> _SET PROBLEM_: The required output is the line that contains "Give me the" plus every line after it in the listing below, copied exactly as it appears.
## Begin RECORDS SUPPLIED
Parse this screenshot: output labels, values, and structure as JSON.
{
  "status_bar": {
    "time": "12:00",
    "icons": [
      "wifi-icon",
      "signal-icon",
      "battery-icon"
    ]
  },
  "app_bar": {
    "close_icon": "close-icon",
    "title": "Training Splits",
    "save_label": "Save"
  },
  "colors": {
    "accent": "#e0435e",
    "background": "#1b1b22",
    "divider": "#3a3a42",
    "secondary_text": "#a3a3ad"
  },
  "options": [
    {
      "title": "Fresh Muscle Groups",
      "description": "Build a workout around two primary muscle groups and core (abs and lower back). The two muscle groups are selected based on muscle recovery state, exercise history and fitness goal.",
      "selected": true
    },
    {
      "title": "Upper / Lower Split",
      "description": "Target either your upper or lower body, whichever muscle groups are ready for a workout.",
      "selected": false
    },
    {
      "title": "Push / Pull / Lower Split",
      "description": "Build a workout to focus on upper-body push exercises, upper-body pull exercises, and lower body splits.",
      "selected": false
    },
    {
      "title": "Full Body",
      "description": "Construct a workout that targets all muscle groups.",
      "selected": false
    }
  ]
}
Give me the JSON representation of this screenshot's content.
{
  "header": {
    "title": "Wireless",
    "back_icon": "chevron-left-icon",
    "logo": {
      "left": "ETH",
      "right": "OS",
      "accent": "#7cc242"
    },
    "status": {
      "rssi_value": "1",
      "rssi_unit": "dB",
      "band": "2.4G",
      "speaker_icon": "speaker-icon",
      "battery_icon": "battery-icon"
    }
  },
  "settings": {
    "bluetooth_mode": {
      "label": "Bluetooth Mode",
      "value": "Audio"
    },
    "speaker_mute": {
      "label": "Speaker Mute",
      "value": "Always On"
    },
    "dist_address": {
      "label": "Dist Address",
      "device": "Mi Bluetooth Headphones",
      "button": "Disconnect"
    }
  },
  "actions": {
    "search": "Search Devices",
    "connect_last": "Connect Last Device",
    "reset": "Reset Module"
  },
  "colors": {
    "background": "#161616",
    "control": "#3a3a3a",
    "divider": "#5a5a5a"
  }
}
## End RECORDS SUPPLIED
> _SOLUTION TO THE EXERCISE_:
Give me the JSON representation of this screenshot's content.
{
  "header": {
    "title": "Wireless",
    "back_icon": "chevron-left-icon",
    "logo": {
      "left": "ETH",
      "right": "OS",
      "accent": "#7cc242"
    },
    "status": {
      "rssi_value": "1",
      "rssi_unit": "dB",
      "band": "2.4G",
      "speaker_icon": "speaker-icon",
      "battery_icon": "battery-icon"
    }
  },
  "settings": {
    "bluetooth_mode": {
      "label": "Bluetooth Mode",
      "value": "Audio"
    },
    "speaker_mute": {
      "label": "Speaker Mute",
      "value": "Always On"
    },
    "dist_address": {
      "label": "Dist Address",
      "device": "Mi Bluetooth Headphones",
      "button": "Disconnect"
    }
  },
  "actions": {
    "search": "Search Devices",
    "connect_last": "Connect Last Device",
    "reset": "Reset Module"
  },
  "colors": {
    "background": "#161616",
    "control": "#3a3a3a",
    "divider": "#5a5a5a"
  }
}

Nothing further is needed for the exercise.